╭─ Record list
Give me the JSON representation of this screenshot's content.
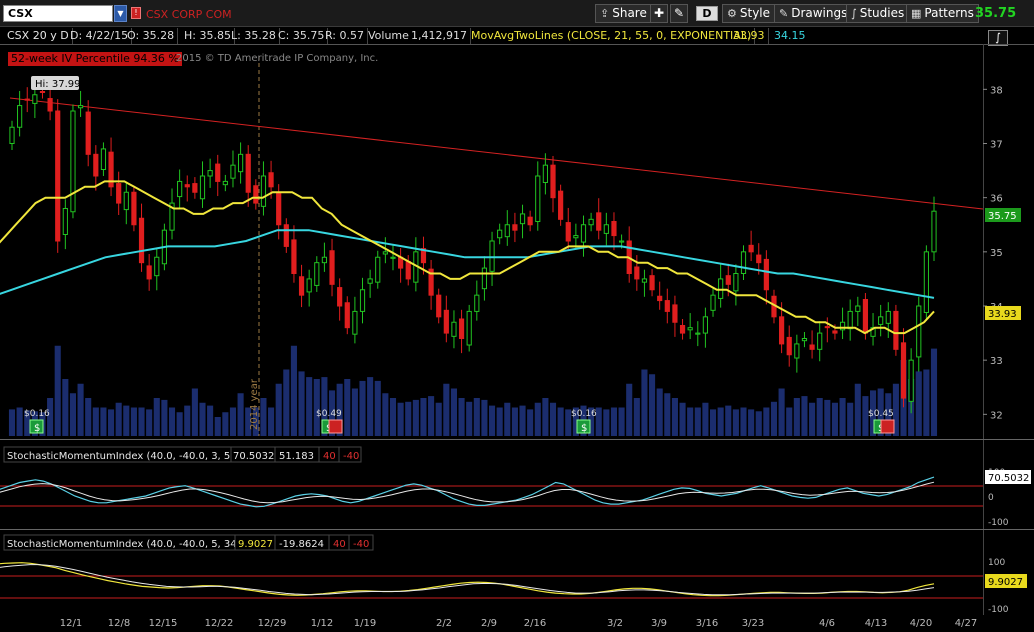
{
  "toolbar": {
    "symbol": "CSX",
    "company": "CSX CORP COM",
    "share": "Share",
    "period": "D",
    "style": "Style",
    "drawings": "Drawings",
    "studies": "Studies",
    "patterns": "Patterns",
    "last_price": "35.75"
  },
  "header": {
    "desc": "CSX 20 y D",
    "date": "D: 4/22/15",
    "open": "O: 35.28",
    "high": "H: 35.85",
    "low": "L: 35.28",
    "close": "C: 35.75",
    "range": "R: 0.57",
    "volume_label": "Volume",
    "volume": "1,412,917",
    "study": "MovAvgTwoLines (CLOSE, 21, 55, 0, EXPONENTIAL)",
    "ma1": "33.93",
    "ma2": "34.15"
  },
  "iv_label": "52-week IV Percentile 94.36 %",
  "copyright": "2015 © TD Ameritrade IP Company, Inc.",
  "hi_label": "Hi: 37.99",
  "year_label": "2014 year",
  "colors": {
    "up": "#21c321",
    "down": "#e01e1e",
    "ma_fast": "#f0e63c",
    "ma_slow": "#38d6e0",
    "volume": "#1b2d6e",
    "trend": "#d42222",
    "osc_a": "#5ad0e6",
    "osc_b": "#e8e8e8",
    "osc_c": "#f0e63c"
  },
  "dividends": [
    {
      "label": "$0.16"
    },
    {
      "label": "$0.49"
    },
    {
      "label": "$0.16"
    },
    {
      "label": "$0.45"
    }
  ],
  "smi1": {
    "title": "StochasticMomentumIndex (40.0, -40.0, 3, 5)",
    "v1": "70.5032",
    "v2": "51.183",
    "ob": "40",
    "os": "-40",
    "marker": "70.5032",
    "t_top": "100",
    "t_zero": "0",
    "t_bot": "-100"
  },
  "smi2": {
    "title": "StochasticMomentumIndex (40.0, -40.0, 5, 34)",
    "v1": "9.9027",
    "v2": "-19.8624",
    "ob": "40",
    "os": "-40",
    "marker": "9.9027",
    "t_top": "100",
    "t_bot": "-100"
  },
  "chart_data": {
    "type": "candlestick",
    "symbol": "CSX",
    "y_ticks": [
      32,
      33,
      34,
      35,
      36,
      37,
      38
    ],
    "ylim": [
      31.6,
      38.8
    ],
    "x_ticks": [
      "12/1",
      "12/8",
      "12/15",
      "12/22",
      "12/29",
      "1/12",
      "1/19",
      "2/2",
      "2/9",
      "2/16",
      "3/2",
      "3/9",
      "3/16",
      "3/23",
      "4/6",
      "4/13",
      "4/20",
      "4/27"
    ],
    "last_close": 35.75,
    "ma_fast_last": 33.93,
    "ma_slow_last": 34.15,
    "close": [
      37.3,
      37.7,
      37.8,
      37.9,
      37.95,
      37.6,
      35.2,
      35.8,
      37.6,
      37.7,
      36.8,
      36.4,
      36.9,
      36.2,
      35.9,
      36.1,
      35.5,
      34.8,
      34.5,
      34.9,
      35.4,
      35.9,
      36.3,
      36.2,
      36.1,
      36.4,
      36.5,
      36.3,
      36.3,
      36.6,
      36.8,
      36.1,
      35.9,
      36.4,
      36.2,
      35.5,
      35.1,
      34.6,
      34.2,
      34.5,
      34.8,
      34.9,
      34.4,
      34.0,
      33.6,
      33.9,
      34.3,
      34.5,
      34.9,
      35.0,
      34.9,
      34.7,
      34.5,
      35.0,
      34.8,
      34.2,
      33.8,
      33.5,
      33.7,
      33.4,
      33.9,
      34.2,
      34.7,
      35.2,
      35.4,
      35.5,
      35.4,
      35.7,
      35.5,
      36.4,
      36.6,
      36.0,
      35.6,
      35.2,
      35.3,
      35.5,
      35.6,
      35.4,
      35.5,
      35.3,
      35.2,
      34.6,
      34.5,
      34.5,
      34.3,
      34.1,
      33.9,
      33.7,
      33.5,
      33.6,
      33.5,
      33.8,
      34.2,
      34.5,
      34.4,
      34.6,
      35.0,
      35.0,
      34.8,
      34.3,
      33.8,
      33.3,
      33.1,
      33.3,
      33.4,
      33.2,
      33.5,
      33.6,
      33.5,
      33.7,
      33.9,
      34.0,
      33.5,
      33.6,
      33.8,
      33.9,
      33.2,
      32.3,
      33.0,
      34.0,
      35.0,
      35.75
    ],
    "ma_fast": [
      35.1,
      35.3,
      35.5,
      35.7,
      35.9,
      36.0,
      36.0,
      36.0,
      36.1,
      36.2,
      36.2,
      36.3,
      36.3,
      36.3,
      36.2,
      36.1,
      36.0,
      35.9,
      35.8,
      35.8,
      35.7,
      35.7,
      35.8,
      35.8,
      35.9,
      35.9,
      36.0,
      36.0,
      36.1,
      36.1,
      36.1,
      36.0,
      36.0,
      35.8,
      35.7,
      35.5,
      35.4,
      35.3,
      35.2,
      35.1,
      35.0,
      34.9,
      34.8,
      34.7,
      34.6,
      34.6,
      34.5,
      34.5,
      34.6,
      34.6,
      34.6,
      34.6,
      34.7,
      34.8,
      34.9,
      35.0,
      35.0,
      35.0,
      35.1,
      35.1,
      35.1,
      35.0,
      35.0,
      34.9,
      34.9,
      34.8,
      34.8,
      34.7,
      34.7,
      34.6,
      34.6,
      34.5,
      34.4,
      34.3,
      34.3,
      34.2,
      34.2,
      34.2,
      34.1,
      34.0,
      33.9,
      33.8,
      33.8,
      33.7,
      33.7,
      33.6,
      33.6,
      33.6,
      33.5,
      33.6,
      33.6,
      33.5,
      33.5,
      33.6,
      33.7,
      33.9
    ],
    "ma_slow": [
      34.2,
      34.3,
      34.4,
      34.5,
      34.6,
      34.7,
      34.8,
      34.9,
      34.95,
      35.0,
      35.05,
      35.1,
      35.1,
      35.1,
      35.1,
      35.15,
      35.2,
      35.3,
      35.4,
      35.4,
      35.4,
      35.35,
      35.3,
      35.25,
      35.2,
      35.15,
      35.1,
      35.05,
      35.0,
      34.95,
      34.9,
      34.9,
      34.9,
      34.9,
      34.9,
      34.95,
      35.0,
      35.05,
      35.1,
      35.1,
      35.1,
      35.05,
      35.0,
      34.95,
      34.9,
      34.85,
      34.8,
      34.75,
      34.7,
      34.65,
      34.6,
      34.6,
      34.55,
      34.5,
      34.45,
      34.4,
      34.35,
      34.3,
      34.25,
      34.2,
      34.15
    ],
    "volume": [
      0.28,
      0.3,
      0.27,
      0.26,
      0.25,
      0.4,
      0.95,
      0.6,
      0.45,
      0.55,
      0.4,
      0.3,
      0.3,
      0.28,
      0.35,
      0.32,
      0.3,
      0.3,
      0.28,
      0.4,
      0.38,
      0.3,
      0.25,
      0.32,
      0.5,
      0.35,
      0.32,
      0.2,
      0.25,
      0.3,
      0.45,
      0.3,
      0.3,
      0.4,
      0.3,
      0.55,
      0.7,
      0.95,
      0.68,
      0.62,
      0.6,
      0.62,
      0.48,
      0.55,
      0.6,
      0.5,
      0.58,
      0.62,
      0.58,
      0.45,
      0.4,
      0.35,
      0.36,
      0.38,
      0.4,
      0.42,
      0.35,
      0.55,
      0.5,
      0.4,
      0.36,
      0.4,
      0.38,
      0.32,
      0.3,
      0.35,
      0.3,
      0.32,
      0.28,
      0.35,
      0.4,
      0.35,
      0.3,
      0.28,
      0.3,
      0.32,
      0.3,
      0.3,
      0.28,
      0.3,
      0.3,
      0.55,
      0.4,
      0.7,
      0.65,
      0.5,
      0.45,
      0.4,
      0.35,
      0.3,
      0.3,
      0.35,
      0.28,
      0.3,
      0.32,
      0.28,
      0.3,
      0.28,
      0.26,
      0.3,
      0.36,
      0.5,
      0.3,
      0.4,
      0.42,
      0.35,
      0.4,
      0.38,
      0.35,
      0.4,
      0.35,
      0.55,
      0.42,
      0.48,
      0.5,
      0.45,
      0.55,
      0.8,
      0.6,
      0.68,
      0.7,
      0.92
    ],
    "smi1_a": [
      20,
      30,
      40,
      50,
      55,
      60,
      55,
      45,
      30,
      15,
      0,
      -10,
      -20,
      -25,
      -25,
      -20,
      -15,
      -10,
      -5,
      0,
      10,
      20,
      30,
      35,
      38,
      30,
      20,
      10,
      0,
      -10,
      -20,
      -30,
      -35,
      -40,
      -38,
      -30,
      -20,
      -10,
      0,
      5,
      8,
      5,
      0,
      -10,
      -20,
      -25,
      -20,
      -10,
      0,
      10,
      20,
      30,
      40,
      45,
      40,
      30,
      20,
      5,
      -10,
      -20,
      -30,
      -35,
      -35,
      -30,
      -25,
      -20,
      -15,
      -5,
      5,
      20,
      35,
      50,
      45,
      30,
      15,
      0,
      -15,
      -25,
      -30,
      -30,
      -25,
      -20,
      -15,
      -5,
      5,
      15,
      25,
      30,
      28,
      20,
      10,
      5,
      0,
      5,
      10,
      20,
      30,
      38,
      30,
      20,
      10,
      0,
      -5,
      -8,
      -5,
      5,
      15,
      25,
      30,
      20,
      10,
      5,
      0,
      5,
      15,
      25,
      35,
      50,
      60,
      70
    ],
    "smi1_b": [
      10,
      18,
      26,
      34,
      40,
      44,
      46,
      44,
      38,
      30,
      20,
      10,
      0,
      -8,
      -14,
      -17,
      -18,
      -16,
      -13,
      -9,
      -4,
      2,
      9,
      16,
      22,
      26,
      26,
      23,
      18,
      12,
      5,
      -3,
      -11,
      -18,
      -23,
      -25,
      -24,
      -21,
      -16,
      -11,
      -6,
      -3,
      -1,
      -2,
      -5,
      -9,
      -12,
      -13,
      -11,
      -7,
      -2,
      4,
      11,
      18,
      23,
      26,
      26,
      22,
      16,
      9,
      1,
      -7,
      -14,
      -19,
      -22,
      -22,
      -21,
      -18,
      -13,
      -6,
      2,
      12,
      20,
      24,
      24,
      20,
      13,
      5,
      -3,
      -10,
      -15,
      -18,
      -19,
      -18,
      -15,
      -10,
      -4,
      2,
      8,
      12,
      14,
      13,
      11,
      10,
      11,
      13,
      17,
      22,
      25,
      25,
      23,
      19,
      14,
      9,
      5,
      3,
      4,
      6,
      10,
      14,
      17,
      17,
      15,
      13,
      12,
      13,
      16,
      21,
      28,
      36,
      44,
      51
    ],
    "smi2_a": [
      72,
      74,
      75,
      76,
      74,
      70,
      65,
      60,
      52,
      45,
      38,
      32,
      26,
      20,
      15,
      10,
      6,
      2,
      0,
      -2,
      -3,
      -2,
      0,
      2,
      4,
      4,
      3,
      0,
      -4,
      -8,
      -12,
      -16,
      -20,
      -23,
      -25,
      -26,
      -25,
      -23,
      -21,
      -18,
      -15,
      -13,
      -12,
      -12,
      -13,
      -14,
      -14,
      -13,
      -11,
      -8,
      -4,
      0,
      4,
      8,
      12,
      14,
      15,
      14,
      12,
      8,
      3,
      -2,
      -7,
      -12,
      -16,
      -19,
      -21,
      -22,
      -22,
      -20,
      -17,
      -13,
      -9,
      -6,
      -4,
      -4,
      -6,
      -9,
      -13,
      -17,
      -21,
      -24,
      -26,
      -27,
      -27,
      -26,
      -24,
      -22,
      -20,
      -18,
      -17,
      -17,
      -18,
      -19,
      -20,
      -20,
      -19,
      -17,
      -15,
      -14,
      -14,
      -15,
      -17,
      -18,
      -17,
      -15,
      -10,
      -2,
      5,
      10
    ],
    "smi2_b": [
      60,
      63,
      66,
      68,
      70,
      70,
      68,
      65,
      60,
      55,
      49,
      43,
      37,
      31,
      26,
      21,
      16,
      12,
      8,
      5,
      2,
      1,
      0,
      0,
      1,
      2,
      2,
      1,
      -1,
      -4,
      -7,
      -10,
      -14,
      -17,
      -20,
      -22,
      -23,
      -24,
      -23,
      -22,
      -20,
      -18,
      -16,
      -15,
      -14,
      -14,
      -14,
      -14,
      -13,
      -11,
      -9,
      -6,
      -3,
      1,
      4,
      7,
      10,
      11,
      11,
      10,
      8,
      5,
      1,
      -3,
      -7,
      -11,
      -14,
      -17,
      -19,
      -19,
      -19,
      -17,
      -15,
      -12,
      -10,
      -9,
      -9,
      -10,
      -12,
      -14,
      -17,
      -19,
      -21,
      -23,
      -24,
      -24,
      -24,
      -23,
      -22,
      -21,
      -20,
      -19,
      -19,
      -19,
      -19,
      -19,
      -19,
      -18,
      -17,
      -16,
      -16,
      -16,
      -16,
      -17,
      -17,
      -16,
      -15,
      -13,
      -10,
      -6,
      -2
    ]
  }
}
╰─
▶ Aim:
Write out every line from the entries where "StochasticMomentumIndex" appears.

▶ Output of the exercise:
    "title": "StochasticMomentumIndex (40.0, -40.0, 3, 5)",
    "title": "StochasticMomentumIndex (40.0, -40.0, 5, 34)",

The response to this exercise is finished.